---- GIVEN RECORDS
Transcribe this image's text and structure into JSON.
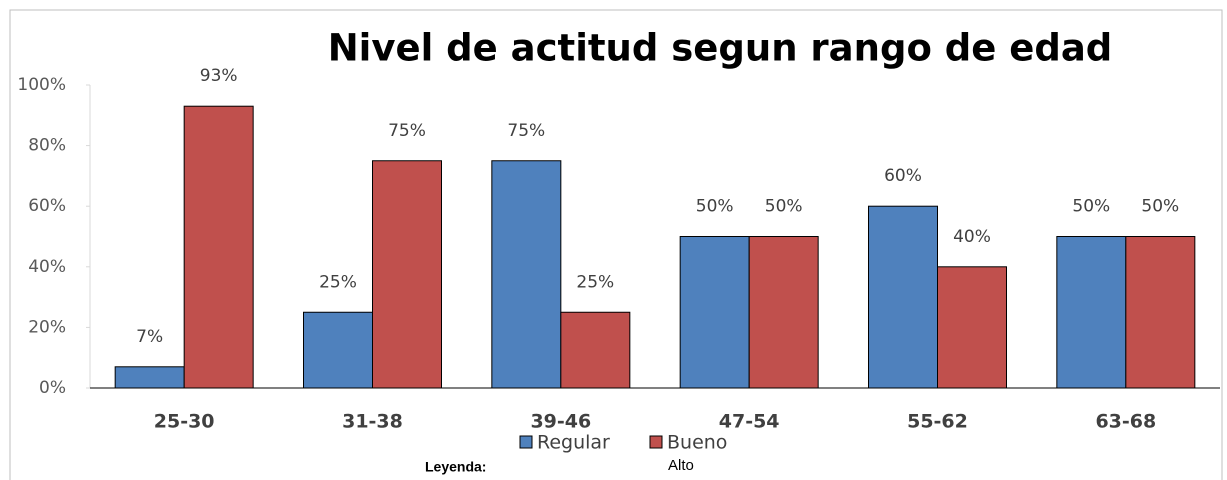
{
  "chart_data": {
    "type": "bar",
    "title": "Nivel de actitud segun rango de edad",
    "categories": [
      "25-30",
      "31-38",
      "39-46",
      "47-54",
      "55-62",
      "63-68"
    ],
    "series": [
      {
        "name": "Regular",
        "color": "#4f81bd",
        "values": [
          7,
          25,
          75,
          50,
          60,
          50
        ],
        "value_labels": [
          "7%",
          "25%",
          "75%",
          "50%",
          "60%",
          "50%"
        ]
      },
      {
        "name": "Bueno",
        "color": "#c0504d",
        "values": [
          93,
          75,
          25,
          50,
          40,
          50
        ],
        "value_labels": [
          "93%",
          "75%",
          "25%",
          "50%",
          "40%",
          "50%"
        ]
      }
    ],
    "ylim": [
      0,
      100
    ],
    "yticks": [
      {
        "value": 0,
        "label": "0%"
      },
      {
        "value": 20,
        "label": "20%"
      },
      {
        "value": 40,
        "label": "40%"
      },
      {
        "value": 60,
        "label": "60%"
      },
      {
        "value": 80,
        "label": "80%"
      },
      {
        "value": 100,
        "label": "100%"
      }
    ],
    "grid": false,
    "legend": "bottom",
    "annotations": [
      "Leyenda:",
      "Alto"
    ]
  }
}
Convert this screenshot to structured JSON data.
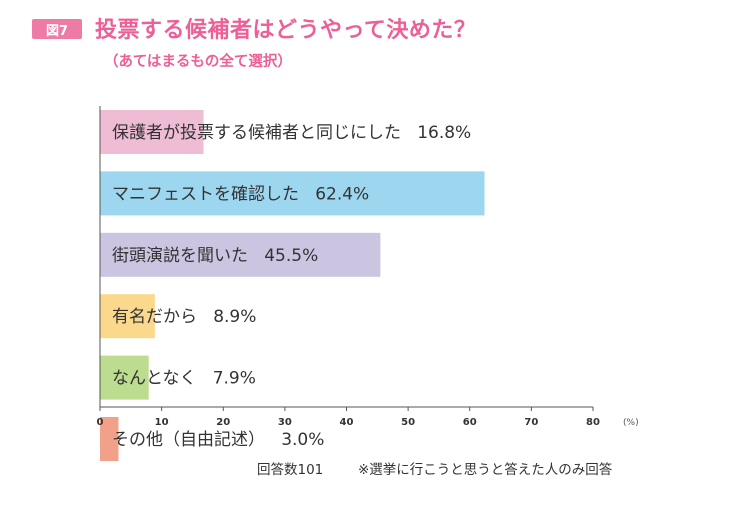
{
  "figure_badge": "図7",
  "title": "投票する候補者はどうやって決めた？",
  "subtitle": "（あてはまるもの全て選択）",
  "chart_data": {
    "type": "bar",
    "orientation": "horizontal",
    "categories": [
      "保護者が投票する候補者と同じにした",
      "マニフェストを確認した",
      "街頭演説を聞いた",
      "有名だから",
      "なんとなく",
      "その他（自由記述）"
    ],
    "values": [
      16.8,
      62.4,
      45.5,
      8.9,
      7.9,
      3.0
    ],
    "value_labels": [
      "16.8%",
      "62.4%",
      "45.5%",
      "8.9%",
      "7.9%",
      "3.0%"
    ],
    "colors": [
      "#efbcd6",
      "#9dd6ef",
      "#cbc5e2",
      "#fbd98c",
      "#bcdc8f",
      "#f1a089"
    ],
    "xlim": [
      0,
      80
    ],
    "xticks": [
      0,
      10,
      20,
      30,
      40,
      50,
      60,
      70,
      80
    ],
    "unit": "(%)",
    "grid": false
  },
  "footer": {
    "respondents": "回答数101",
    "note": "※選挙に行こうと思うと答えた人のみ回答"
  }
}
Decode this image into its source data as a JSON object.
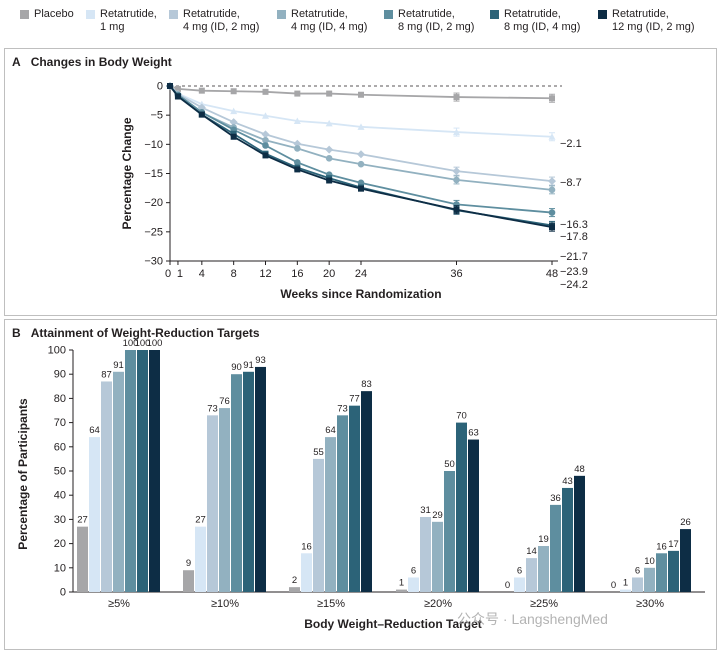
{
  "legend": [
    {
      "label": "Placebo",
      "color": "#a6a6a8"
    },
    {
      "label": "Retatrutide,\n1 mg",
      "color": "#d6e6f5"
    },
    {
      "label": "Retatrutide,\n4 mg (ID, 2 mg)",
      "color": "#b6c8d8"
    },
    {
      "label": "Retatrutide,\n4 mg (ID, 4 mg)",
      "color": "#92b1c0"
    },
    {
      "label": "Retatrutide,\n8 mg (ID, 2 mg)",
      "color": "#5e8e9f"
    },
    {
      "label": "Retatrutide,\n8 mg (ID, 4 mg)",
      "color": "#2c6378"
    },
    {
      "label": "Retatrutide,\n12 mg (ID, 2 mg)",
      "color": "#0d2d45"
    }
  ],
  "watermark": "公众号 · LangshengMed",
  "chart_data": [
    {
      "type": "line",
      "panel_letter": "A",
      "title": "Changes in Body Weight",
      "xlabel": "Weeks since Randomization",
      "ylabel": "Percentage Change",
      "x": [
        0,
        1,
        4,
        8,
        12,
        16,
        20,
        24,
        36,
        48
      ],
      "xticks": [
        "0",
        "1",
        "4",
        "8",
        "12",
        "16",
        "20",
        "24",
        "36",
        "48"
      ],
      "yticks": [
        0,
        -5,
        -10,
        -15,
        -20,
        -25,
        -30
      ],
      "xlim": [
        0,
        48
      ],
      "ylim": [
        -30,
        0
      ],
      "reference_line": 0,
      "grid": false,
      "series": [
        {
          "name": "Placebo",
          "color": "#a6a6a8",
          "values": [
            0,
            -0.5,
            -0.8,
            -0.9,
            -1.0,
            -1.3,
            -1.3,
            -1.5,
            -1.9,
            -2.1
          ],
          "end_label": "−2.1"
        },
        {
          "name": "Retatrutide, 1 mg",
          "color": "#d6e6f5",
          "values": [
            0,
            -1.3,
            -3.1,
            -4.3,
            -5.1,
            -6.0,
            -6.4,
            -7.0,
            -7.9,
            -8.7
          ],
          "end_label": "−8.7"
        },
        {
          "name": "Retatrutide, 4 mg (ID, 2 mg)",
          "color": "#b6c8d8",
          "values": [
            0,
            -1.4,
            -3.7,
            -6.2,
            -8.3,
            -9.9,
            -10.9,
            -11.7,
            -14.6,
            -16.3
          ],
          "end_label": "−16.3"
        },
        {
          "name": "Retatrutide, 4 mg (ID, 4 mg)",
          "color": "#92b1c0",
          "values": [
            0,
            -1.6,
            -4.6,
            -7.1,
            -9.3,
            -10.7,
            -12.4,
            -13.4,
            -16.1,
            -17.8
          ],
          "end_label": "−17.8"
        },
        {
          "name": "Retatrutide, 8 mg (ID, 2 mg)",
          "color": "#5e8e9f",
          "values": [
            0,
            -1.5,
            -4.5,
            -7.5,
            -10.2,
            -13.1,
            -15.2,
            -16.6,
            -20.3,
            -21.7
          ],
          "end_label": "−21.7"
        },
        {
          "name": "Retatrutide, 8 mg (ID, 4 mg)",
          "color": "#2c6378",
          "values": [
            0,
            -1.7,
            -4.9,
            -8.2,
            -11.6,
            -14.0,
            -15.8,
            -17.4,
            -21.3,
            -23.9
          ],
          "end_label": "−23.9"
        },
        {
          "name": "Retatrutide, 12 mg (ID, 2 mg)",
          "color": "#0d2d45",
          "values": [
            0,
            -1.8,
            -4.9,
            -8.7,
            -11.9,
            -14.3,
            -16.2,
            -17.6,
            -21.2,
            -24.2
          ],
          "end_label": "−24.2"
        }
      ]
    },
    {
      "type": "bar",
      "panel_letter": "B",
      "title": "Attainment of Weight-Reduction Targets",
      "xlabel": "Body Weight–Reduction Target",
      "ylabel": "Percentage of Participants",
      "categories": [
        "≥5%",
        "≥10%",
        "≥15%",
        "≥20%",
        "≥25%",
        "≥30%"
      ],
      "yticks": [
        0,
        10,
        20,
        30,
        40,
        50,
        60,
        70,
        80,
        90,
        100
      ],
      "ylim": [
        0,
        100
      ],
      "grid": false,
      "series": [
        {
          "name": "Placebo",
          "color": "#a6a6a8",
          "values": [
            27,
            9,
            2,
            1,
            0,
            0
          ]
        },
        {
          "name": "Retatrutide, 1 mg",
          "color": "#d6e6f5",
          "values": [
            64,
            27,
            16,
            6,
            6,
            1
          ]
        },
        {
          "name": "Retatrutide, 4 mg (ID, 2 mg)",
          "color": "#b6c8d8",
          "values": [
            87,
            73,
            55,
            31,
            14,
            6
          ]
        },
        {
          "name": "Retatrutide, 4 mg (ID, 4 mg)",
          "color": "#92b1c0",
          "values": [
            91,
            76,
            64,
            29,
            19,
            10
          ]
        },
        {
          "name": "Retatrutide, 8 mg (ID, 2 mg)",
          "color": "#5e8e9f",
          "values": [
            100,
            90,
            73,
            50,
            36,
            16
          ]
        },
        {
          "name": "Retatrutide, 8 mg (ID, 4 mg)",
          "color": "#2c6378",
          "values": [
            100,
            91,
            77,
            70,
            43,
            17
          ]
        },
        {
          "name": "Retatrutide, 12 mg (ID, 2 mg)",
          "color": "#0d2d45",
          "values": [
            100,
            93,
            83,
            63,
            48,
            26
          ]
        }
      ]
    }
  ]
}
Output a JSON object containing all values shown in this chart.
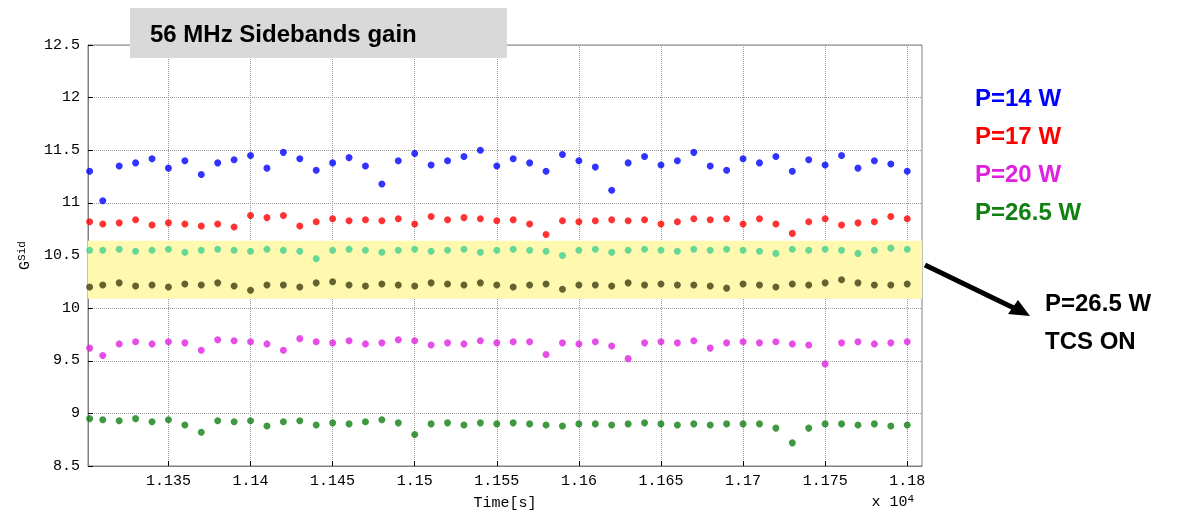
--------
PROBLEM REQUIREMENTS:
Single out each line of the records above with the string "xlabel" in it, and copy it.

RESULT:
      "xlabel": "Weeks since Randomization",
      "xlabel": "Body Weight–Reduction Target",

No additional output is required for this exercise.